Repeat the material exactly, every line of it.

— Start —

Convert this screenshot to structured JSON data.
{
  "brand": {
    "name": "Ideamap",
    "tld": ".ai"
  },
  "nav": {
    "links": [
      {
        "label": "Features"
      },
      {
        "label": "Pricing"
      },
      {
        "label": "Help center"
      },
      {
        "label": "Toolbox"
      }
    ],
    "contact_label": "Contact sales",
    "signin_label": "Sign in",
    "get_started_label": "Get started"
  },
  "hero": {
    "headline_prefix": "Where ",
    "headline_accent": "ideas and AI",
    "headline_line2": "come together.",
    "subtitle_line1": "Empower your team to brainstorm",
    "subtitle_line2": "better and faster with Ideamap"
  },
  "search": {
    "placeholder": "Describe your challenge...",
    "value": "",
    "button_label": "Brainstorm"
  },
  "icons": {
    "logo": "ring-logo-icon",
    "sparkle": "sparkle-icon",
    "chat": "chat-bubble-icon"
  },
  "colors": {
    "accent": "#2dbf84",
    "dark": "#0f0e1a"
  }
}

— End —

Full answer:
Convert this screenshot to structured JSON data.
{
  "brand": {
    "name": "Ideamap",
    "tld": ".ai"
  },
  "nav": {
    "links": [
      {
        "label": "Features"
      },
      {
        "label": "Pricing"
      },
      {
        "label": "Help center"
      },
      {
        "label": "Toolbox"
      }
    ],
    "contact_label": "Contact sales",
    "signin_label": "Sign in",
    "get_started_label": "Get started"
  },
  "hero": {
    "headline_prefix": "Where ",
    "headline_accent": "ideas and AI",
    "headline_line2": "come together.",
    "subtitle_line1": "Empower your team to brainstorm",
    "subtitle_line2": "better and faster with Ideamap"
  },
  "search": {
    "placeholder": "Describe your challenge...",
    "value": "",
    "button_label": "Brainstorm"
  },
  "icons": {
    "logo": "ring-logo-icon",
    "sparkle": "sparkle-icon",
    "chat": "chat-bubble-icon"
  },
  "colors": {
    "accent": "#2dbf84",
    "dark": "#0f0e1a"
  }
}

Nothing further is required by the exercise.